>> START SUPPLIED DATA
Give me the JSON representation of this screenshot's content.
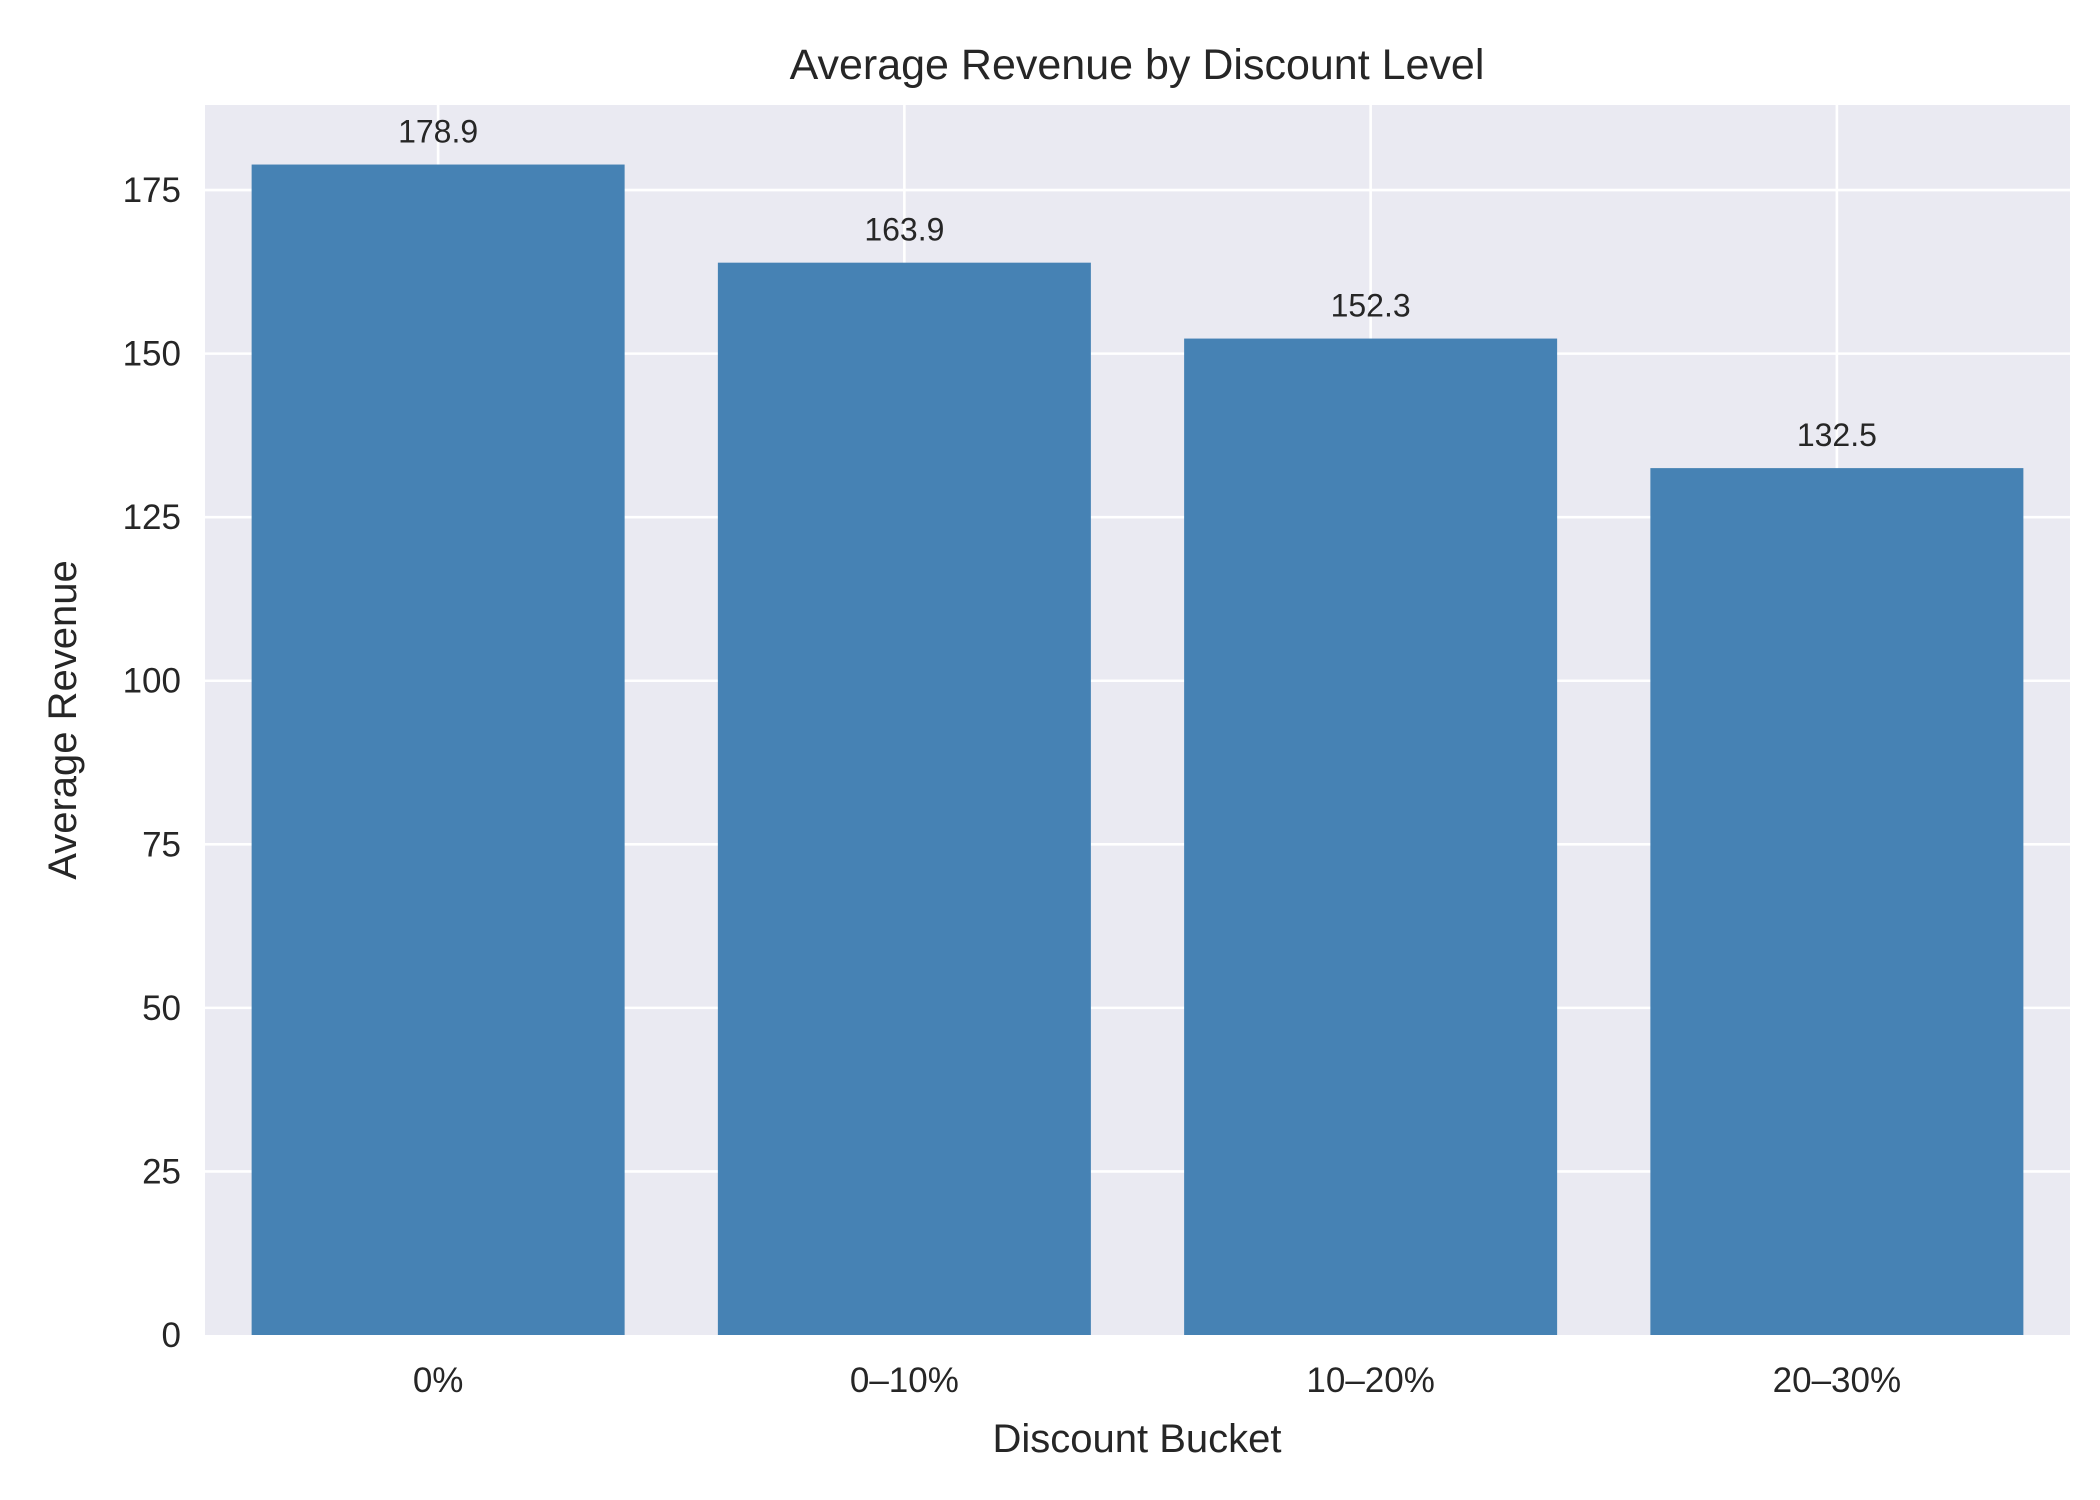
{
  "chart_data": {
    "type": "bar",
    "title": "Average Revenue by Discount Level",
    "xlabel": "Discount Bucket",
    "ylabel": "Average Revenue",
    "categories": [
      "0%",
      "0–10%",
      "10–20%",
      "20–30%"
    ],
    "values": [
      178.9,
      163.9,
      152.3,
      132.5
    ],
    "value_labels": [
      "178.9",
      "163.9",
      "152.3",
      "132.5"
    ],
    "ylim": [
      0,
      188
    ],
    "yticks": [
      0,
      25,
      50,
      75,
      100,
      125,
      150,
      175
    ],
    "ytick_labels": [
      "0",
      "25",
      "50",
      "75",
      "100",
      "125",
      "150",
      "175"
    ],
    "grid": true,
    "legend": "none",
    "colors": {
      "bar": "#4682b4",
      "plot_background": "#eaeaf2",
      "grid": "#ffffff",
      "text": "#262626"
    }
  }
}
>> END SUPPLIED DATA
▸ TASK STATEMENT
Omitting all images, print the listing exactly.

▸ SOLUTION TO THE PROBLEM
Give me the JSON representation of this screenshot's content.
{
  "chart_data": {
    "type": "bar",
    "title": "Average Revenue by Discount Level",
    "xlabel": "Discount Bucket",
    "ylabel": "Average Revenue",
    "categories": [
      "0%",
      "0–10%",
      "10–20%",
      "20–30%"
    ],
    "values": [
      178.9,
      163.9,
      152.3,
      132.5
    ],
    "value_labels": [
      "178.9",
      "163.9",
      "152.3",
      "132.5"
    ],
    "ylim": [
      0,
      188
    ],
    "yticks": [
      0,
      25,
      50,
      75,
      100,
      125,
      150,
      175
    ],
    "ytick_labels": [
      "0",
      "25",
      "50",
      "75",
      "100",
      "125",
      "150",
      "175"
    ],
    "grid": true,
    "legend": "none",
    "colors": {
      "bar": "#4682b4",
      "plot_background": "#eaeaf2",
      "grid": "#ffffff",
      "text": "#262626"
    }
  }
}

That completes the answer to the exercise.